_WORK TO BE COMPLETED:_ Which lines contain the string "this"? Please list every one of them.

_GIVEN RECORDS:_
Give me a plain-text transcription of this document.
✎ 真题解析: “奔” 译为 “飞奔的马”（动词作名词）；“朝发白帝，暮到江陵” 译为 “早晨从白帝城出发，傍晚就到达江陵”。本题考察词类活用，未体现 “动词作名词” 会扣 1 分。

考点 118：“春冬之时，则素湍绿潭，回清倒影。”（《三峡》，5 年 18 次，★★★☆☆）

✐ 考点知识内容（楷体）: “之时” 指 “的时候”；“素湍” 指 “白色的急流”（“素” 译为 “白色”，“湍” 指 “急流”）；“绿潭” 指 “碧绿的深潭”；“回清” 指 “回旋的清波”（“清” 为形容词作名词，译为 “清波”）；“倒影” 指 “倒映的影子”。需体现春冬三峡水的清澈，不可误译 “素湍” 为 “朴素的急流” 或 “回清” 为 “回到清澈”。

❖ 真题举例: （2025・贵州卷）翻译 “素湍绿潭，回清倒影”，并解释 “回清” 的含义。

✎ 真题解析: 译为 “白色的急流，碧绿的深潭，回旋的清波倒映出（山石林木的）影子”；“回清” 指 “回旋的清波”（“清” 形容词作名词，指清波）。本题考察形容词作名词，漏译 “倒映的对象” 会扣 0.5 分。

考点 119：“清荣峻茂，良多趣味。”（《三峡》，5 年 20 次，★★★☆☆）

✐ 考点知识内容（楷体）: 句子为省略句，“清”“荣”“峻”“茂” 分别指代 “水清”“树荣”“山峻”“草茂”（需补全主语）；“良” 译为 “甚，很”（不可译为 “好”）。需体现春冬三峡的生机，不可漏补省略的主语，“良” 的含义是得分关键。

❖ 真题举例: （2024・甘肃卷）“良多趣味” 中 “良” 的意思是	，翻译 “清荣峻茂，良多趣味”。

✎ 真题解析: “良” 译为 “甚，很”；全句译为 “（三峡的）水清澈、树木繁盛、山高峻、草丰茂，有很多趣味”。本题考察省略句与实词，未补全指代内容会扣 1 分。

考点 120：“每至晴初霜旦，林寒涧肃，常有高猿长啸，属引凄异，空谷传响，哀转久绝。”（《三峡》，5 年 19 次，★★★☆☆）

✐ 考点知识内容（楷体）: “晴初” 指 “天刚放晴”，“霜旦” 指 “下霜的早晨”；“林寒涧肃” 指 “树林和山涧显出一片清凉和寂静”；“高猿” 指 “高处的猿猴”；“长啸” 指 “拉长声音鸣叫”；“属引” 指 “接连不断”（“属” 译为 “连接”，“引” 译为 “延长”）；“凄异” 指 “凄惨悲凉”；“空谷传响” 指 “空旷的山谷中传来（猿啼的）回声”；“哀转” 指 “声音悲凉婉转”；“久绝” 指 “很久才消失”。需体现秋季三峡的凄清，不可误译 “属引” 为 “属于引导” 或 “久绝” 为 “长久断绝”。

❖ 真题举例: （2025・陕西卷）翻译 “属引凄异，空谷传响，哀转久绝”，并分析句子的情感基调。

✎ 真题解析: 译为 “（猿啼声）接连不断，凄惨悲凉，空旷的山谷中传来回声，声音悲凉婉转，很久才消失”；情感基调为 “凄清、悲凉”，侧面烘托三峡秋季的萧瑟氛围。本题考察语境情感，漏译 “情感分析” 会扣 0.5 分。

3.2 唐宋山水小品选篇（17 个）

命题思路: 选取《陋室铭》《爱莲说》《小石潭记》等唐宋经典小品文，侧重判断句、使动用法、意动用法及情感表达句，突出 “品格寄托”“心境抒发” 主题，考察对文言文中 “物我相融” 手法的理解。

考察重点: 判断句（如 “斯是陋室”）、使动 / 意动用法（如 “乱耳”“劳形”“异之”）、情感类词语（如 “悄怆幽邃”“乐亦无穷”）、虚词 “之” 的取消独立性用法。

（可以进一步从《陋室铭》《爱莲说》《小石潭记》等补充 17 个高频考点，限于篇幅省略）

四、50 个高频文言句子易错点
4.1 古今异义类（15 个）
* * *
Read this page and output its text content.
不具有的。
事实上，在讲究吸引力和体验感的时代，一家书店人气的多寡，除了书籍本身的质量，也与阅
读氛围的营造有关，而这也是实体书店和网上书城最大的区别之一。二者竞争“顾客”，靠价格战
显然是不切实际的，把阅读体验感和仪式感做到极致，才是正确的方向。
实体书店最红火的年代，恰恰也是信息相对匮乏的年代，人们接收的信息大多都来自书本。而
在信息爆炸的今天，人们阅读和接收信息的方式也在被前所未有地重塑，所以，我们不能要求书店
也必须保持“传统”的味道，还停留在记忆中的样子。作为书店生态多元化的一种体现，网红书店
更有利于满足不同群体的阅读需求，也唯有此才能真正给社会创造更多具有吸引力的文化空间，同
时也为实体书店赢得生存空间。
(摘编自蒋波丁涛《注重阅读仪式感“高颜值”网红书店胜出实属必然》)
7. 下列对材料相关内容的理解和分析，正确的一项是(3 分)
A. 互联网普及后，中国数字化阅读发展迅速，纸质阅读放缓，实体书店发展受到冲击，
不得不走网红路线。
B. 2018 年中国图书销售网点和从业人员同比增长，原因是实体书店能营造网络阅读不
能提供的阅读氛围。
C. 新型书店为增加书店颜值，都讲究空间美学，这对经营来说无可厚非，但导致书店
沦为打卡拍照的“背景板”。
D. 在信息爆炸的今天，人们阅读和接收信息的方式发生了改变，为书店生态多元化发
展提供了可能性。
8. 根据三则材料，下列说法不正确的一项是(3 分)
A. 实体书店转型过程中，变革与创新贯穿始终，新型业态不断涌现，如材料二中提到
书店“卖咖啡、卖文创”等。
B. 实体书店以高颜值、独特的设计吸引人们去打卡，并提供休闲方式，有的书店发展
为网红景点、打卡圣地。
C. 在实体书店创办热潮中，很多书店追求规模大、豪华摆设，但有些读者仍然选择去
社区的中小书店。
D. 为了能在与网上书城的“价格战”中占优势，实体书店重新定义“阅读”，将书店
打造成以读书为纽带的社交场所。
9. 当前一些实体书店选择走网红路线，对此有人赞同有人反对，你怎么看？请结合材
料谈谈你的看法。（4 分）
--
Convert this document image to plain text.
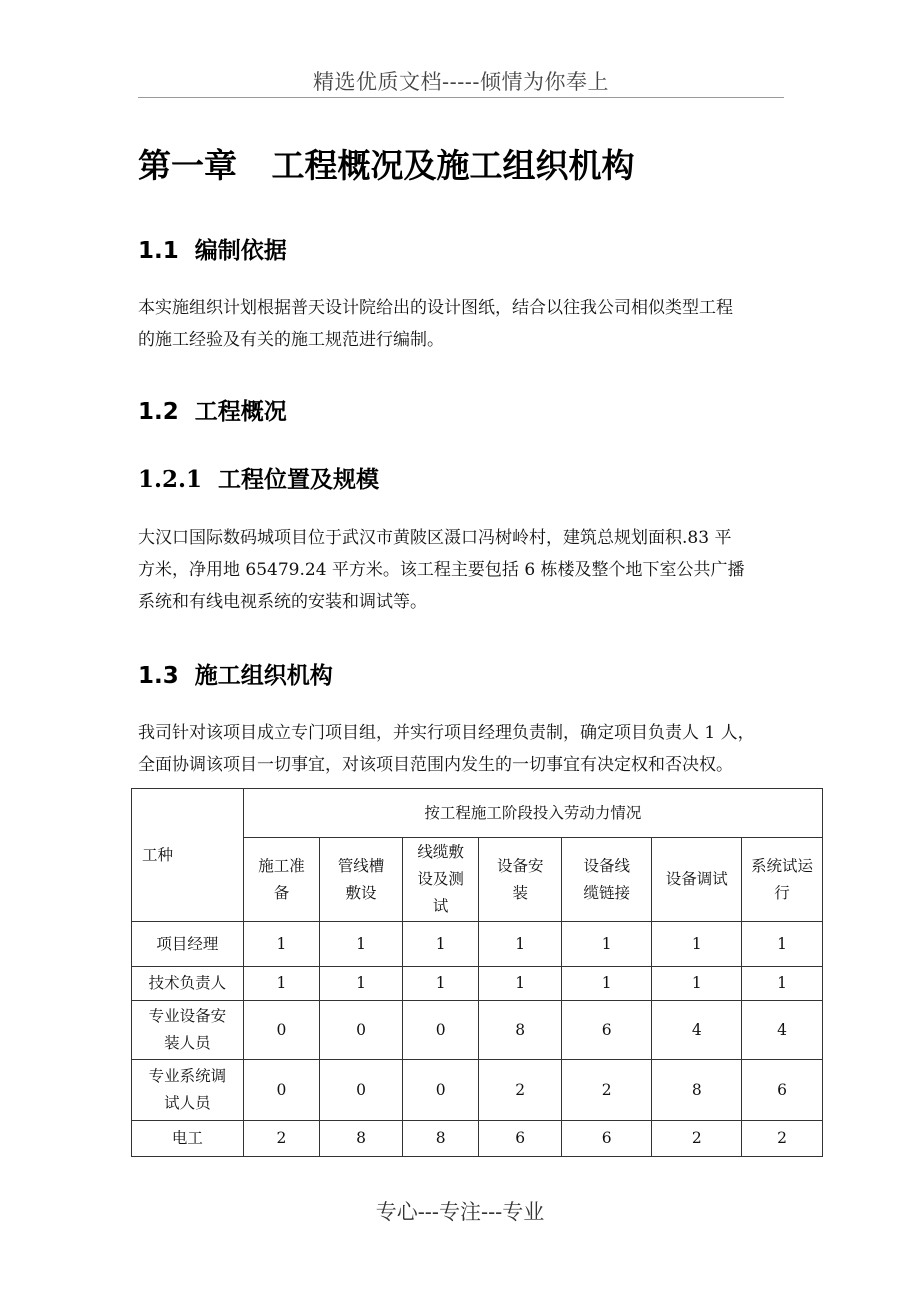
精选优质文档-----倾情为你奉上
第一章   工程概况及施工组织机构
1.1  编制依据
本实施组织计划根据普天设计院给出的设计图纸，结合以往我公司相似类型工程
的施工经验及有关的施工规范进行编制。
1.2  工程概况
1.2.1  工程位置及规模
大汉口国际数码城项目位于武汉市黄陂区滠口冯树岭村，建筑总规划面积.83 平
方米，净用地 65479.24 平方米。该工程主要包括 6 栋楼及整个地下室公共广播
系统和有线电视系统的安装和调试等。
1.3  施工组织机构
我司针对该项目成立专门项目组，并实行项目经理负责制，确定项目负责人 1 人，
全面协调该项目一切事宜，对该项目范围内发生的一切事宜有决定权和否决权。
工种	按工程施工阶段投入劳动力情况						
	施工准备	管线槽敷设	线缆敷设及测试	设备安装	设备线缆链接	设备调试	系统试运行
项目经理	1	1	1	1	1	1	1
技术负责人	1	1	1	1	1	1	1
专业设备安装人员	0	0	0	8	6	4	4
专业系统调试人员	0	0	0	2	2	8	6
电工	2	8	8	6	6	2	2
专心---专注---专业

_RESPONSE:_
Give me a plain-text transcription of this document.
Read this page and output its text content.
Convert this document image to plain text.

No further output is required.